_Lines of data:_
* * *
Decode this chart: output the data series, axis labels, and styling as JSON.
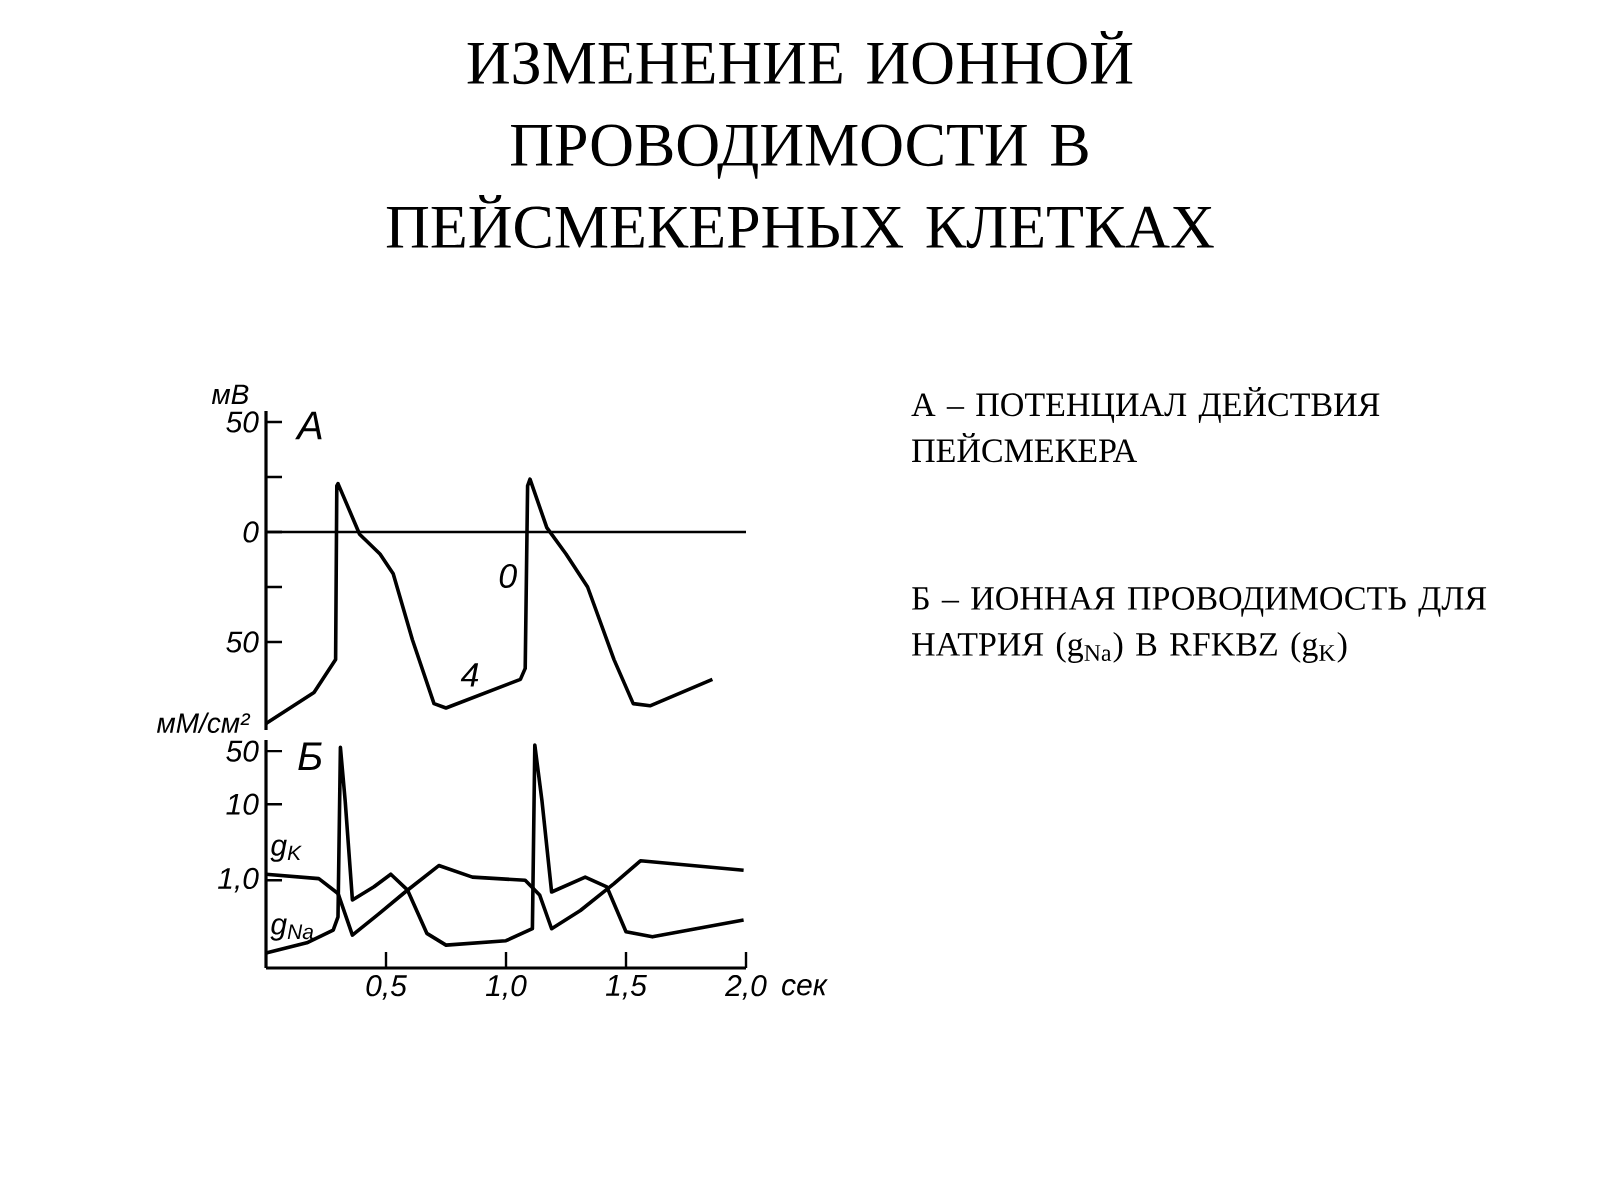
{
  "chart_data": [
    {
      "type": "line",
      "title": "ИЗМЕНЕНИЕ ИОННОЙ ПРОВОДИМОСТИ В ПЕЙСМЕКЕРНЫХ КЛЕТКАХ",
      "ylabel": "мВ",
      "xlim": [
        0,
        2.0
      ],
      "ylim": [
        -90,
        55
      ],
      "yticks": [
        50,
        {
          "value": 25,
          "label": null
        },
        0,
        {
          "value": -25,
          "label": null
        },
        {
          "value": -50,
          "label": "50"
        }
      ],
      "tick_labels": "y",
      "ref_lines": [
        {
          "axis": "y",
          "value": 0,
          "color": "#000000"
        }
      ],
      "annotations": [
        "А",
        {
          "text": "0",
          "x": 1.09,
          "y": -20
        },
        {
          "text": "4",
          "x": 0.85,
          "y": -75
        },
        "А – ПОТЕНЦИАЛ ДЕЙСТВИЯ ПЕЙСМЕКЕРА"
      ],
      "series": [
        {
          "color": "#000000",
          "x": [
            0.0,
            0.2,
            0.29,
            0.295,
            0.3,
            0.39,
            0.475,
            0.53,
            0.61,
            0.7,
            0.75,
            1.06,
            1.08,
            1.09,
            1.1,
            1.17,
            1.25,
            1.34,
            1.45,
            1.53,
            1.6,
            1.86
          ],
          "values": [
            -87,
            -73,
            -58,
            21,
            22,
            -1,
            -10,
            -19,
            -49,
            -78,
            -80,
            -67,
            -62,
            21,
            24,
            2,
            -10,
            -25,
            -58,
            -78,
            -79,
            -67
          ]
        }
      ]
    },
    {
      "type": "line",
      "ylabel": "мМ/см²",
      "xlabel": "сек",
      "log": "y",
      "xlim": [
        0,
        2.0
      ],
      "ylim": [
        0.07,
        70
      ],
      "xticks": [
        {
          "value": 0.5,
          "label": "0,5"
        },
        {
          "value": 1.0,
          "label": "1,0"
        },
        {
          "value": 1.5,
          "label": "1,5"
        },
        {
          "value": 2.0,
          "label": "2,0"
        }
      ],
      "yticks": [
        50,
        10,
        {
          "value": 1,
          "label": "1,0"
        }
      ],
      "annotations": [
        "Б",
        "Б – ИОННАЯ ПРОВОДИМОСТЬ ДЛЯ НАТРИЯ (g$_{Na}$) В RFKBZ (g$_{K}$)"
      ],
      "series": [
        {
          "name": "g$_{K}$",
          "color": "#000000",
          "x": [
            0.0,
            0.22,
            0.3,
            0.36,
            0.47,
            0.58,
            0.72,
            0.86,
            1.08,
            1.14,
            1.19,
            1.31,
            1.45,
            1.56,
            1.99
          ],
          "values": [
            1.2,
            1.05,
            0.67,
            0.19,
            0.36,
            0.7,
            1.56,
            1.1,
            1.0,
            0.64,
            0.23,
            0.4,
            0.9,
            1.8,
            1.35
          ]
        },
        {
          "name": "g$_{Na}$",
          "color": "#000000",
          "x": [
            0.0,
            0.17,
            0.28,
            0.3,
            0.31,
            0.33,
            0.36,
            0.45,
            0.52,
            0.59,
            0.67,
            0.75,
            1.0,
            1.11,
            1.12,
            1.15,
            1.19,
            1.33,
            1.42,
            1.5,
            1.61,
            1.99
          ],
          "values": [
            0.11,
            0.15,
            0.22,
            0.33,
            56,
            11,
            0.55,
            0.82,
            1.2,
            0.74,
            0.2,
            0.14,
            0.16,
            0.23,
            60,
            11,
            0.7,
            1.1,
            0.82,
            0.21,
            0.18,
            0.3
          ]
        }
      ]
    }
  ]
}
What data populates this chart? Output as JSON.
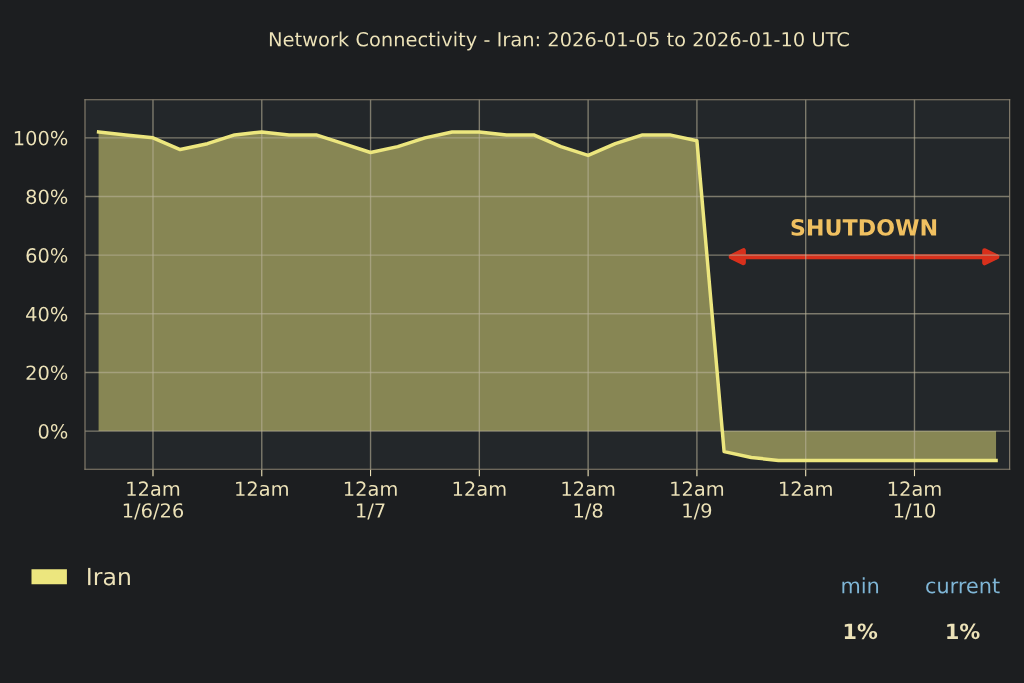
{
  "chart_data": {
    "type": "area",
    "title": "Network Connectivity - Iran: 2026-01-05 to 2026-01-10 UTC",
    "categories": [
      null,
      null,
      "12am\n1/6/26",
      null,
      null,
      null,
      "12am",
      null,
      null,
      null,
      "12am\n1/7",
      null,
      null,
      null,
      "12am",
      null,
      null,
      null,
      "12am\n1/8",
      null,
      null,
      null,
      "12am\n1/9",
      null,
      null,
      null,
      "12am",
      null,
      null,
      null,
      "12am\n1/10",
      null,
      null,
      null
    ],
    "series": [
      {
        "name": "Iran",
        "color": "#ece67e",
        "values": [
          102,
          101,
          100,
          96,
          98,
          101,
          102,
          101,
          101,
          98,
          95,
          97,
          100,
          102,
          102,
          101,
          101,
          97,
          94,
          98,
          101,
          101,
          99,
          -7,
          -9,
          -10,
          -10,
          -10,
          -10,
          -10,
          -10,
          -10,
          -10,
          -10
        ]
      }
    ],
    "ylim": [
      -13,
      113
    ],
    "yticks": [
      {
        "value": 0,
        "label": "0%"
      },
      {
        "value": 20,
        "label": "20%"
      },
      {
        "value": 40,
        "label": "40%"
      },
      {
        "value": 60,
        "label": "60%"
      },
      {
        "value": 80,
        "label": "80%"
      },
      {
        "value": 100,
        "label": "100%"
      }
    ],
    "grid": true,
    "legend": "bottom",
    "annotations": [
      "SHUTDOWN",
      "min",
      "current",
      "1%",
      "1%"
    ]
  }
}
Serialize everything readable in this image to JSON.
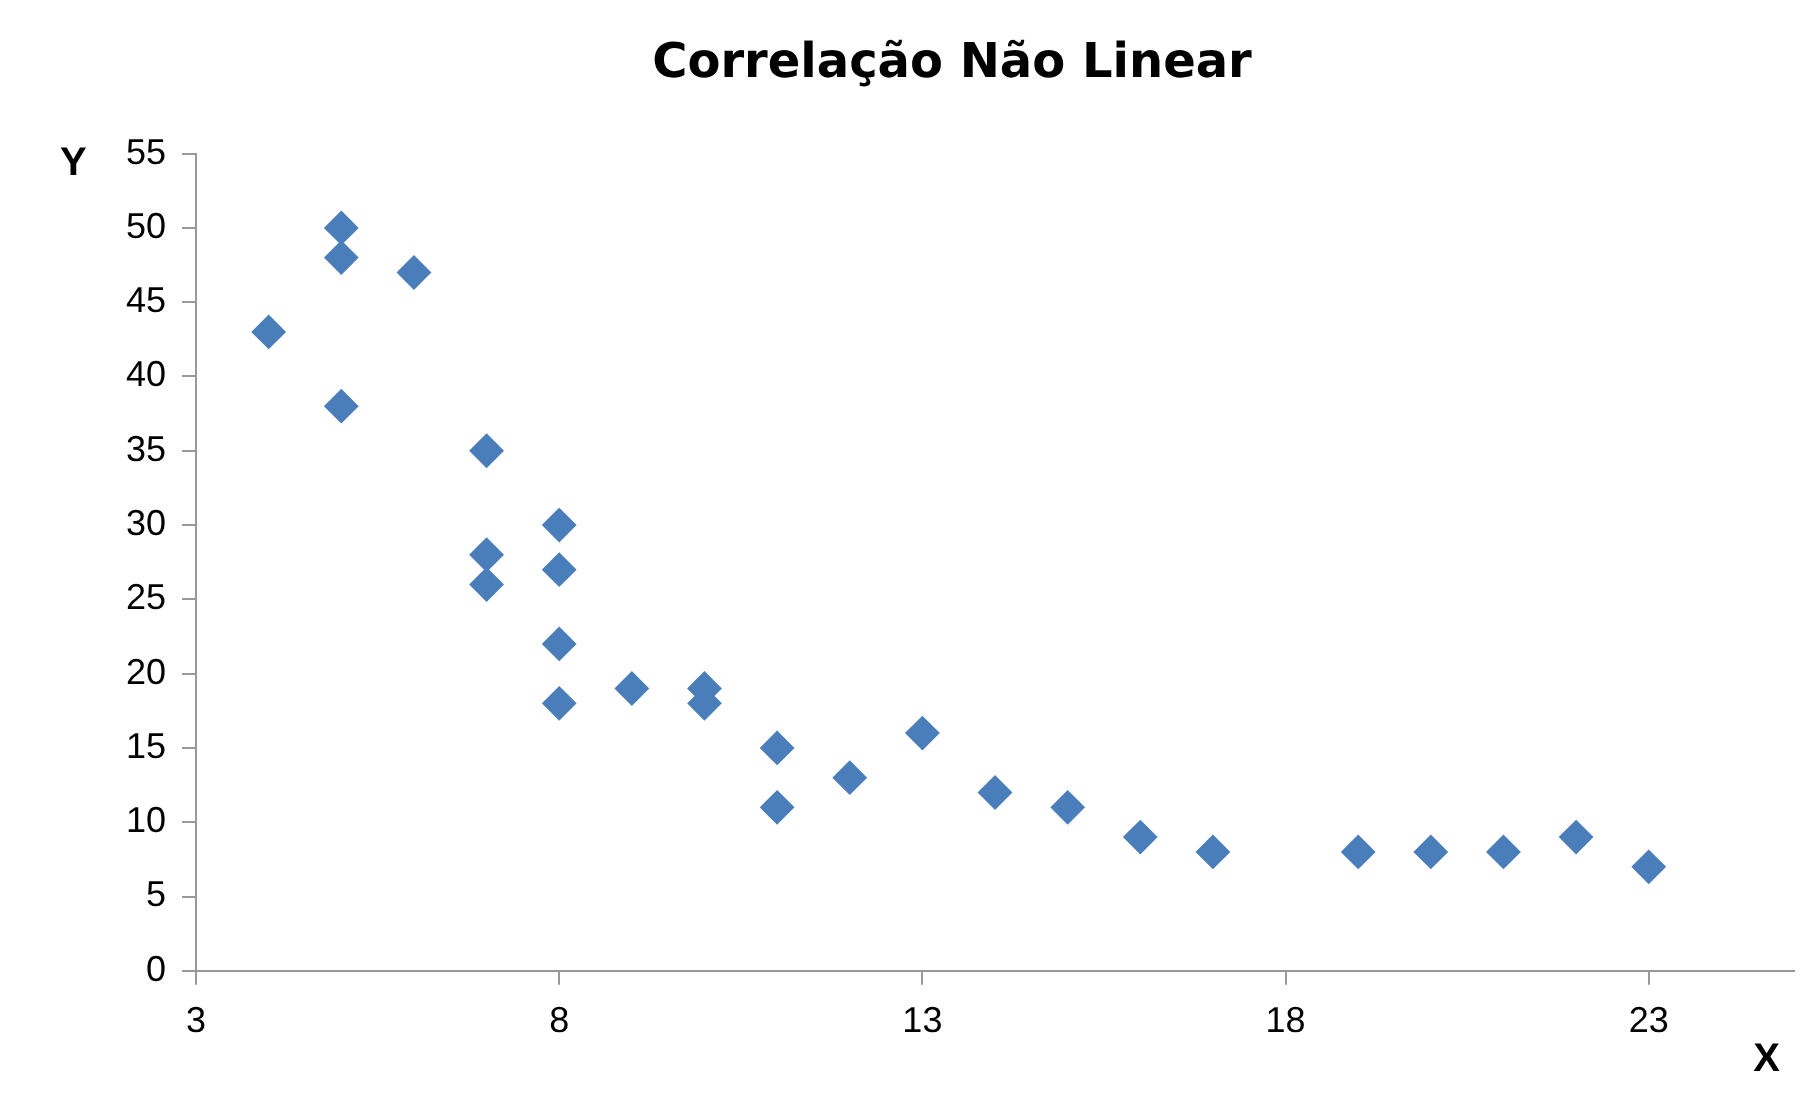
{
  "chart_data": {
    "type": "scatter",
    "title": "Correlação Não Linear",
    "xlabel": "X",
    "ylabel": "Y",
    "x": [
      4,
      5,
      5,
      5,
      6,
      7,
      7,
      7,
      8,
      8,
      8,
      8,
      9,
      10,
      10,
      11,
      11,
      12,
      13,
      14,
      15,
      16,
      17,
      19,
      20,
      21,
      22,
      23
    ],
    "series": [
      {
        "color": "#4a7ebb",
        "values": [
          43,
          50,
          48,
          38,
          47,
          35,
          28,
          26,
          30,
          27,
          22,
          18,
          19,
          19,
          18,
          15,
          11,
          13,
          16,
          12,
          11,
          9,
          8,
          8,
          8,
          8,
          9,
          7
        ]
      }
    ],
    "xlim": [
      3,
      25
    ],
    "xticks": [
      3,
      8,
      13,
      18,
      23
    ],
    "ylim": [
      0,
      55
    ],
    "yticks": [
      0,
      5,
      10,
      15,
      20,
      25,
      30,
      35,
      40,
      45,
      50,
      55
    ],
    "grid": false,
    "legend": false,
    "marker": "diamond"
  }
}
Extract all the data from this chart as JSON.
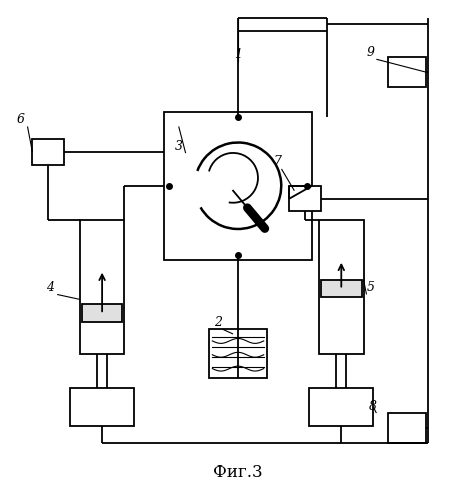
{
  "title": "Фиг.3",
  "background_color": "#ffffff",
  "line_color": "#000000",
  "fig_width": 4.77,
  "fig_height": 4.99
}
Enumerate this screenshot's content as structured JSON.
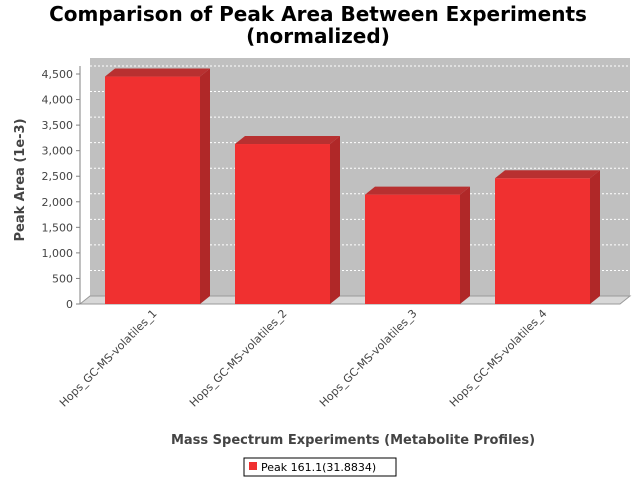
{
  "chart_data": {
    "type": "bar",
    "title": "Comparison of Peak Area Between Experiments",
    "subtitle": "(normalized)",
    "xlabel": "Mass Spectrum Experiments (Metabolite Profiles)",
    "ylabel": "Peak Area (1e-3)",
    "categories": [
      "Hops_GC-MS-volatiles_1",
      "Hops_GC-MS-volatiles_2",
      "Hops_GC-MS-volatiles_3",
      "Hops_GC-MS-volatiles_4"
    ],
    "series": [
      {
        "name": "Peak 161.1(31.8834)",
        "values": [
          4450,
          3130,
          2140,
          2460
        ],
        "color": "#f03030"
      }
    ],
    "ylim": [
      0,
      4500
    ],
    "yticks": [
      "0",
      "500",
      "1,000",
      "1,500",
      "2,000",
      "2,500",
      "3,000",
      "3,500",
      "4,000",
      "4,500"
    ],
    "grid": true,
    "legend_position": "bottom",
    "plot_background": "#c0c0c0"
  }
}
* * *
Restate the whole listing above exactly, except for its images.

Decode this chart: output the data series, axis labels, and styling as JSON.
{
  "chart_data": [
    {
      "type": "line",
      "title": "ИЗМЕНЕНИЕ ИОННОЙ ПРОВОДИМОСТИ В ПЕЙСМЕКЕРНЫХ КЛЕТКАХ",
      "ylabel": "мВ",
      "xlim": [
        0,
        2.0
      ],
      "ylim": [
        -90,
        55
      ],
      "yticks": [
        50,
        {
          "value": 25,
          "label": null
        },
        0,
        {
          "value": -25,
          "label": null
        },
        {
          "value": -50,
          "label": "50"
        }
      ],
      "tick_labels": "y",
      "ref_lines": [
        {
          "axis": "y",
          "value": 0,
          "color": "#000000"
        }
      ],
      "annotations": [
        "А",
        {
          "text": "0",
          "x": 1.09,
          "y": -20
        },
        {
          "text": "4",
          "x": 0.85,
          "y": -75
        },
        "А – ПОТЕНЦИАЛ ДЕЙСТВИЯ ПЕЙСМЕКЕРА"
      ],
      "series": [
        {
          "color": "#000000",
          "x": [
            0.0,
            0.2,
            0.29,
            0.295,
            0.3,
            0.39,
            0.475,
            0.53,
            0.61,
            0.7,
            0.75,
            1.06,
            1.08,
            1.09,
            1.1,
            1.17,
            1.25,
            1.34,
            1.45,
            1.53,
            1.6,
            1.86
          ],
          "values": [
            -87,
            -73,
            -58,
            21,
            22,
            -1,
            -10,
            -19,
            -49,
            -78,
            -80,
            -67,
            -62,
            21,
            24,
            2,
            -10,
            -25,
            -58,
            -78,
            -79,
            -67
          ]
        }
      ]
    },
    {
      "type": "line",
      "ylabel": "мМ/см²",
      "xlabel": "сек",
      "log": "y",
      "xlim": [
        0,
        2.0
      ],
      "ylim": [
        0.07,
        70
      ],
      "xticks": [
        {
          "value": 0.5,
          "label": "0,5"
        },
        {
          "value": 1.0,
          "label": "1,0"
        },
        {
          "value": 1.5,
          "label": "1,5"
        },
        {
          "value": 2.0,
          "label": "2,0"
        }
      ],
      "yticks": [
        50,
        10,
        {
          "value": 1,
          "label": "1,0"
        }
      ],
      "annotations": [
        "Б",
        "Б – ИОННАЯ ПРОВОДИМОСТЬ ДЛЯ НАТРИЯ (g$_{Na}$) В RFKBZ (g$_{K}$)"
      ],
      "series": [
        {
          "name": "g$_{K}$",
          "color": "#000000",
          "x": [
            0.0,
            0.22,
            0.3,
            0.36,
            0.47,
            0.58,
            0.72,
            0.86,
            1.08,
            1.14,
            1.19,
            1.31,
            1.45,
            1.56,
            1.99
          ],
          "values": [
            1.2,
            1.05,
            0.67,
            0.19,
            0.36,
            0.7,
            1.56,
            1.1,
            1.0,
            0.64,
            0.23,
            0.4,
            0.9,
            1.8,
            1.35
          ]
        },
        {
          "name": "g$_{Na}$",
          "color": "#000000",
          "x": [
            0.0,
            0.17,
            0.28,
            0.3,
            0.31,
            0.33,
            0.36,
            0.45,
            0.52,
            0.59,
            0.67,
            0.75,
            1.0,
            1.11,
            1.12,
            1.15,
            1.19,
            1.33,
            1.42,
            1.5,
            1.61,
            1.99
          ],
          "values": [
            0.11,
            0.15,
            0.22,
            0.33,
            56,
            11,
            0.55,
            0.82,
            1.2,
            0.74,
            0.2,
            0.14,
            0.16,
            0.23,
            60,
            11,
            0.7,
            1.1,
            0.82,
            0.21,
            0.18,
            0.3
          ]
        }
      ]
    }
  ]
}
What data populates this chart? Output as JSON.
{
  "chart_data": {
    "type": "area",
    "title": "Network Connectivity - Iran: 2026-01-05 to 2026-01-10 UTC",
    "categories": [
      null,
      null,
      "12am\n1/6/26",
      null,
      null,
      null,
      "12am",
      null,
      null,
      null,
      "12am\n1/7",
      null,
      null,
      null,
      "12am",
      null,
      null,
      null,
      "12am\n1/8",
      null,
      null,
      null,
      "12am\n1/9",
      null,
      null,
      null,
      "12am",
      null,
      null,
      null,
      "12am\n1/10",
      null,
      null,
      null
    ],
    "series": [
      {
        "name": "Iran",
        "color": "#ece67e",
        "values": [
          102,
          101,
          100,
          96,
          98,
          101,
          102,
          101,
          101,
          98,
          95,
          97,
          100,
          102,
          102,
          101,
          101,
          97,
          94,
          98,
          101,
          101,
          99,
          -7,
          -9,
          -10,
          -10,
          -10,
          -10,
          -10,
          -10,
          -10,
          -10,
          -10
        ]
      }
    ],
    "ylim": [
      -13,
      113
    ],
    "yticks": [
      {
        "value": 0,
        "label": "0%"
      },
      {
        "value": 20,
        "label": "20%"
      },
      {
        "value": 40,
        "label": "40%"
      },
      {
        "value": 60,
        "label": "60%"
      },
      {
        "value": 80,
        "label": "80%"
      },
      {
        "value": 100,
        "label": "100%"
      }
    ],
    "grid": true,
    "legend": "bottom",
    "annotations": [
      "SHUTDOWN",
      "min",
      "current",
      "1%",
      "1%"
    ]
  }
}
Serialize everything readable in this image to JSON.
{
  "chart_data": {
    "type": "scatter",
    "title": "Correlação Não Linear",
    "xlabel": "X",
    "ylabel": "Y",
    "x": [
      4,
      5,
      5,
      5,
      6,
      7,
      7,
      7,
      8,
      8,
      8,
      8,
      9,
      10,
      10,
      11,
      11,
      12,
      13,
      14,
      15,
      16,
      17,
      19,
      20,
      21,
      22,
      23
    ],
    "series": [
      {
        "color": "#4a7ebb",
        "values": [
          43,
          50,
          48,
          38,
          47,
          35,
          28,
          26,
          30,
          27,
          22,
          18,
          19,
          19,
          18,
          15,
          11,
          13,
          16,
          12,
          11,
          9,
          8,
          8,
          8,
          8,
          9,
          7
        ]
      }
    ],
    "xlim": [
      3,
      25
    ],
    "xticks": [
      3,
      8,
      13,
      18,
      23
    ],
    "ylim": [
      0,
      55
    ],
    "yticks": [
      0,
      5,
      10,
      15,
      20,
      25,
      30,
      35,
      40,
      45,
      50,
      55
    ],
    "grid": false,
    "legend": false,
    "marker": "diamond"
  }
}
Extract all the data from this chart as JSON.
{
  "title": "Фиг.3",
  "background_color": "#ffffff",
  "line_color": "#000000",
  "fig_width": 4.77,
  "fig_height": 4.99
}
Enumerate this screenshot's content as structured JSON.
{
  "chart_data": {
    "type": "bar",
    "title": "Comparison of Peak Area Between Experiments",
    "subtitle": "(normalized)",
    "xlabel": "Mass Spectrum Experiments (Metabolite Profiles)",
    "ylabel": "Peak Area (1e-3)",
    "categories": [
      "Hops_GC-MS-volatiles_1",
      "Hops_GC-MS-volatiles_2",
      "Hops_GC-MS-volatiles_3",
      "Hops_GC-MS-volatiles_4"
    ],
    "series": [
      {
        "name": "Peak 161.1(31.8834)",
        "values": [
          4450,
          3130,
          2140,
          2460
        ],
        "color": "#f03030"
      }
    ],
    "ylim": [
      0,
      4500
    ],
    "yticks": [
      "0",
      "500",
      "1,000",
      "1,500",
      "2,000",
      "2,500",
      "3,000",
      "3,500",
      "4,000",
      "4,500"
    ],
    "grid": true,
    "legend_position": "bottom",
    "plot_background": "#c0c0c0"
  }
}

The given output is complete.